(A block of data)
-- begin --

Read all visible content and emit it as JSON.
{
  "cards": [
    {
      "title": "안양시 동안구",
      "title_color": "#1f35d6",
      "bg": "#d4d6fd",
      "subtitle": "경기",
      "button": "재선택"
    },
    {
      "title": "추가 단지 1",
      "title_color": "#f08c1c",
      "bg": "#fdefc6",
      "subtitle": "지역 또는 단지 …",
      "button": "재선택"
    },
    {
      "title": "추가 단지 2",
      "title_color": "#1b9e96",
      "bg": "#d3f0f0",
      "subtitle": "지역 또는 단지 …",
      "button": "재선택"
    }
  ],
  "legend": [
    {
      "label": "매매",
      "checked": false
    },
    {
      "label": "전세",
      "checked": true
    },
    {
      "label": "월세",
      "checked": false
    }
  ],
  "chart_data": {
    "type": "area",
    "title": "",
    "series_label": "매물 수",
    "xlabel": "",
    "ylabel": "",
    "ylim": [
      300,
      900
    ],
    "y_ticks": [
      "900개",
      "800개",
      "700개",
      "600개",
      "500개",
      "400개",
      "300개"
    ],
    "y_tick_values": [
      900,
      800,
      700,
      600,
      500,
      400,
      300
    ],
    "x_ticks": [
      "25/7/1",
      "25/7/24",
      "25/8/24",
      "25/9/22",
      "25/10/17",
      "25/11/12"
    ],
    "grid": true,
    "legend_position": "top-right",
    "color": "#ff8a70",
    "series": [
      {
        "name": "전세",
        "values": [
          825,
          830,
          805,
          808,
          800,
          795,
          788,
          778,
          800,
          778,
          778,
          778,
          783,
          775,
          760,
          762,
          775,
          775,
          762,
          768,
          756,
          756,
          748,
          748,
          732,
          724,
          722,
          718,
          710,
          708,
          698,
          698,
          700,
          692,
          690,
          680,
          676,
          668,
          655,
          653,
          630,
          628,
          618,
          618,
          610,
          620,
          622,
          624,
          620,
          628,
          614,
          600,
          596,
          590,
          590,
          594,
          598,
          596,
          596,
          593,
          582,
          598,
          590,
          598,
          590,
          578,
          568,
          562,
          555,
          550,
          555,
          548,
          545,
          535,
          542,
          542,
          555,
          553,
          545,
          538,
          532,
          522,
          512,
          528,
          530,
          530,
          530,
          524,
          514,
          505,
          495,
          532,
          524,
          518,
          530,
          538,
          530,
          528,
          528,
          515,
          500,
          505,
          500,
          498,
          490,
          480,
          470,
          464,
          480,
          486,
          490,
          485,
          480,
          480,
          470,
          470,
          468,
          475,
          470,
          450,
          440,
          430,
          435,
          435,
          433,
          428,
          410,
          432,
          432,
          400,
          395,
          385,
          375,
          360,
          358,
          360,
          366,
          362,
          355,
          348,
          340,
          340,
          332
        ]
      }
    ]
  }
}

-- end --

- CHALLENGE -
Each record above should be restated word for word.

- FINISHED TASK -
Read all visible content and emit it as JSON.
{
  "cards": [
    {
      "title": "안양시 동안구",
      "title_color": "#1f35d6",
      "bg": "#d4d6fd",
      "subtitle": "경기",
      "button": "재선택"
    },
    {
      "title": "추가 단지 1",
      "title_color": "#f08c1c",
      "bg": "#fdefc6",
      "subtitle": "지역 또는 단지 …",
      "button": "재선택"
    },
    {
      "title": "추가 단지 2",
      "title_color": "#1b9e96",
      "bg": "#d3f0f0",
      "subtitle": "지역 또는 단지 …",
      "button": "재선택"
    }
  ],
  "legend": [
    {
      "label": "매매",
      "checked": false
    },
    {
      "label": "전세",
      "checked": true
    },
    {
      "label": "월세",
      "checked": false
    }
  ],
  "chart_data": {
    "type": "area",
    "title": "",
    "series_label": "매물 수",
    "xlabel": "",
    "ylabel": "",
    "ylim": [
      300,
      900
    ],
    "y_ticks": [
      "900개",
      "800개",
      "700개",
      "600개",
      "500개",
      "400개",
      "300개"
    ],
    "y_tick_values": [
      900,
      800,
      700,
      600,
      500,
      400,
      300
    ],
    "x_ticks": [
      "25/7/1",
      "25/7/24",
      "25/8/24",
      "25/9/22",
      "25/10/17",
      "25/11/12"
    ],
    "grid": true,
    "legend_position": "top-right",
    "color": "#ff8a70",
    "series": [
      {
        "name": "전세",
        "values": [
          825,
          830,
          805,
          808,
          800,
          795,
          788,
          778,
          800,
          778,
          778,
          778,
          783,
          775,
          760,
          762,
          775,
          775,
          762,
          768,
          756,
          756,
          748,
          748,
          732,
          724,
          722,
          718,
          710,
          708,
          698,
          698,
          700,
          692,
          690,
          680,
          676,
          668,
          655,
          653,
          630,
          628,
          618,
          618,
          610,
          620,
          622,
          624,
          620,
          628,
          614,
          600,
          596,
          590,
          590,
          594,
          598,
          596,
          596,
          593,
          582,
          598,
          590,
          598,
          590,
          578,
          568,
          562,
          555,
          550,
          555,
          548,
          545,
          535,
          542,
          542,
          555,
          553,
          545,
          538,
          532,
          522,
          512,
          528,
          530,
          530,
          530,
          524,
          514,
          505,
          495,
          532,
          524,
          518,
          530,
          538,
          530,
          528,
          528,
          515,
          500,
          505,
          500,
          498,
          490,
          480,
          470,
          464,
          480,
          486,
          490,
          485,
          480,
          480,
          470,
          470,
          468,
          475,
          470,
          450,
          440,
          430,
          435,
          435,
          433,
          428,
          410,
          432,
          432,
          400,
          395,
          385,
          375,
          360,
          358,
          360,
          366,
          362,
          355,
          348,
          340,
          340,
          332
        ]
      }
    ]
  }
}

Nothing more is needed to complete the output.